■ Task details
Copy every line of the material below word for word.

■ Input for this task
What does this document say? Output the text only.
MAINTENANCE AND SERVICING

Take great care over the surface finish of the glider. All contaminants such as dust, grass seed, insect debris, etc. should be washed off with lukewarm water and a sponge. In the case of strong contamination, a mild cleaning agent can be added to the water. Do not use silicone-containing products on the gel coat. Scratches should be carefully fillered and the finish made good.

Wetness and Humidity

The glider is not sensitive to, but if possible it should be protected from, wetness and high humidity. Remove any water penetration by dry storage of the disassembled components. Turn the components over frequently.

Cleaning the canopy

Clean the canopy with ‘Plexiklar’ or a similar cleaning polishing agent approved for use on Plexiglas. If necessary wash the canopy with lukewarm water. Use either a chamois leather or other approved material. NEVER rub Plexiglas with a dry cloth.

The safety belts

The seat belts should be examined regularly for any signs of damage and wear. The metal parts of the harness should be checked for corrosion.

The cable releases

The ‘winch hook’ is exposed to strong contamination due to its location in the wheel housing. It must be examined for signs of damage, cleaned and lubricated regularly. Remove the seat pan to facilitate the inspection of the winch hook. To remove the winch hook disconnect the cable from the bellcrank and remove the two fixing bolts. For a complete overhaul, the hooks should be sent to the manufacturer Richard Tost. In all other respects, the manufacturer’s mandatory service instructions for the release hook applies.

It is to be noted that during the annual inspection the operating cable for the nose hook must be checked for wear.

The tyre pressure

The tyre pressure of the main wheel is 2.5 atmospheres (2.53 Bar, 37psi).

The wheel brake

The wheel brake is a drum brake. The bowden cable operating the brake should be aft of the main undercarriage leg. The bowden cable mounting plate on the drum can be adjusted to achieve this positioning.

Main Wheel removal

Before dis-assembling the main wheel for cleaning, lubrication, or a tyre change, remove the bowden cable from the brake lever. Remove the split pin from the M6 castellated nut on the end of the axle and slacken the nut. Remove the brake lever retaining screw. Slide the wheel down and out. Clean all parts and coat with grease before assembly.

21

■ Reply to the task
What does this document say? Output the text only.
MAINTENANCE AND SERVICING

Take great care over the surface finish of the glider. All contaminants such as dust, grass seed, insect debris, etc. should be washed off with lukewarm water and a sponge. In the case of strong contamination, a mild cleaning agent can be added to the water. Do not use silicone-containing products on the gel coat. Scratches should be carefully fillered and the finish made good.

Wetness and Humidity

The glider is not sensitive to, but if possible it should be protected from, wetness and high humidity. Remove any water penetration by dry storage of the disassembled components. Turn the components over frequently.

Cleaning the canopy

Clean the canopy with ‘Plexiklar’ or a similar cleaning polishing agent approved for use on Plexiglas. If necessary wash the canopy with lukewarm water. Use either a chamois leather or other approved material. NEVER rub Plexiglas with a dry cloth.

The safety belts

The seat belts should be examined regularly for any signs of damage and wear. The metal parts of the harness should be checked for corrosion.

The cable releases

The ‘winch hook’ is exposed to strong contamination due to its location in the wheel housing. It must be examined for signs of damage, cleaned and lubricated regularly. Remove the seat pan to facilitate the inspection of the winch hook. To remove the winch hook disconnect the cable from the bellcrank and remove the two fixing bolts. For a complete overhaul, the hooks should be sent to the manufacturer Richard Tost. In all other respects, the manufacturer’s mandatory service instructions for the release hook applies.

It is to be noted that during the annual inspection the operating cable for the nose hook must be checked for wear.

The tyre pressure

The tyre pressure of the main wheel is 2.5 atmospheres (2.53 Bar, 37psi).

The wheel brake

The wheel brake is a drum brake. The bowden cable operating the brake should be aft of the main undercarriage leg. The bowden cable mounting plate on the drum can be adjusted to achieve this positioning.

Main Wheel removal

Before dis-assembling the main wheel for cleaning, lubrication, or a tyre change, remove the bowden cable from the brake lever. Remove the split pin from the M6 castellated nut on the end of the axle and slacken the nut. Remove the brake lever retaining screw. Slide the wheel down and out. Clean all parts and coat with grease before assembly.

21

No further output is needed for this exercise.